### PROBLEM DETAILS
Copy out the complete listing, word for word.

╔══

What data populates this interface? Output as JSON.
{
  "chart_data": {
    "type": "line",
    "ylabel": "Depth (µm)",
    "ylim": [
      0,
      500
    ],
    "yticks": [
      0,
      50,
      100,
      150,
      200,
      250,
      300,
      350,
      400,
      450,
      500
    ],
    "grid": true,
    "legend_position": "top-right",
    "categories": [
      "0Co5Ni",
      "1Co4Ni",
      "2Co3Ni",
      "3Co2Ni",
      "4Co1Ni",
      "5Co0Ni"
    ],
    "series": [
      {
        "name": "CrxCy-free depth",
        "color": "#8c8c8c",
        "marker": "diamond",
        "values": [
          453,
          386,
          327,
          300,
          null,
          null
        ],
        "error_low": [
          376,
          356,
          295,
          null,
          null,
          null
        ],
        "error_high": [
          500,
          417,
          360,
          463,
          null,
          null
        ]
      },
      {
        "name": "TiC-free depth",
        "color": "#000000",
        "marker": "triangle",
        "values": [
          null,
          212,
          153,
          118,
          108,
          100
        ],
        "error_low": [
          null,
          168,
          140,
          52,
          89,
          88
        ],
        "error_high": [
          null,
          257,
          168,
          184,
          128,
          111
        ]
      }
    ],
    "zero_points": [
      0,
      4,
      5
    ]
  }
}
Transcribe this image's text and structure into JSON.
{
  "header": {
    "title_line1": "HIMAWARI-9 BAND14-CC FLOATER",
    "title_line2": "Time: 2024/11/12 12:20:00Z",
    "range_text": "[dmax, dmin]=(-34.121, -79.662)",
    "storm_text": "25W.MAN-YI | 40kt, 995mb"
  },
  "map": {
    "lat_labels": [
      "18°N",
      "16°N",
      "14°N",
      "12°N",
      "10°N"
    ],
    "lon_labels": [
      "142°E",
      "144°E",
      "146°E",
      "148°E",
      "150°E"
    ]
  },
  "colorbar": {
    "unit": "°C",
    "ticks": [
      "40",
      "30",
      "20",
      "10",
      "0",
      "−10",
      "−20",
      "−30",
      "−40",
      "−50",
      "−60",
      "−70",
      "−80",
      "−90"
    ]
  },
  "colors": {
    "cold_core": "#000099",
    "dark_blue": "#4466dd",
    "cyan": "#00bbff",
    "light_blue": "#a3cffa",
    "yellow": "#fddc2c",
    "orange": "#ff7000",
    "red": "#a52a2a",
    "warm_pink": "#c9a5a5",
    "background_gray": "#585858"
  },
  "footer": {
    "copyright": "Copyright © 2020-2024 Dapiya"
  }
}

╚══

### RESPONSE TO THE EXERCISE
What data populates this interface? Output as JSON.
{
  "chart_data": {
    "type": "line",
    "ylabel": "Depth (µm)",
    "ylim": [
      0,
      500
    ],
    "yticks": [
      0,
      50,
      100,
      150,
      200,
      250,
      300,
      350,
      400,
      450,
      500
    ],
    "grid": true,
    "legend_position": "top-right",
    "categories": [
      "0Co5Ni",
      "1Co4Ni",
      "2Co3Ni",
      "3Co2Ni",
      "4Co1Ni",
      "5Co0Ni"
    ],
    "series": [
      {
        "name": "CrxCy-free depth",
        "color": "#8c8c8c",
        "marker": "diamond",
        "values": [
          453,
          386,
          327,
          300,
          null,
          null
        ],
        "error_low": [
          376,
          356,
          295,
          null,
          null,
          null
        ],
        "error_high": [
          500,
          417,
          360,
          463,
          null,
          null
        ]
      },
      {
        "name": "TiC-free depth",
        "color": "#000000",
        "marker": "triangle",
        "values": [
          null,
          212,
          153,
          118,
          108,
          100
        ],
        "error_low": [
          null,
          168,
          140,
          52,
          89,
          88
        ],
        "error_high": [
          null,
          257,
          168,
          184,
          128,
          111
        ]
      }
    ],
    "zero_points": [
      0,
      4,
      5
    ]
  }
}
Transcribe this image's text and structure into JSON.
{
  "header": {
    "title_line1": "HIMAWARI-9 BAND14-CC FLOATER",
    "title_line2": "Time: 2024/11/12 12:20:00Z",
    "range_text": "[dmax, dmin]=(-34.121, -79.662)",
    "storm_text": "25W.MAN-YI | 40kt, 995mb"
  },
  "map": {
    "lat_labels": [
      "18°N",
      "16°N",
      "14°N",
      "12°N",
      "10°N"
    ],
    "lon_labels": [
      "142°E",
      "144°E",
      "146°E",
      "148°E",
      "150°E"
    ]
  },
  "colorbar": {
    "unit": "°C",
    "ticks": [
      "40",
      "30",
      "20",
      "10",
      "0",
      "−10",
      "−20",
      "−30",
      "−40",
      "−50",
      "−60",
      "−70",
      "−80",
      "−90"
    ]
  },
  "colors": {
    "cold_core": "#000099",
    "dark_blue": "#4466dd",
    "cyan": "#00bbff",
    "light_blue": "#a3cffa",
    "yellow": "#fddc2c",
    "orange": "#ff7000",
    "red": "#a52a2a",
    "warm_pink": "#c9a5a5",
    "background_gray": "#585858"
  },
  "footer": {
    "copyright": "Copyright © 2020-2024 Dapiya"
  }
}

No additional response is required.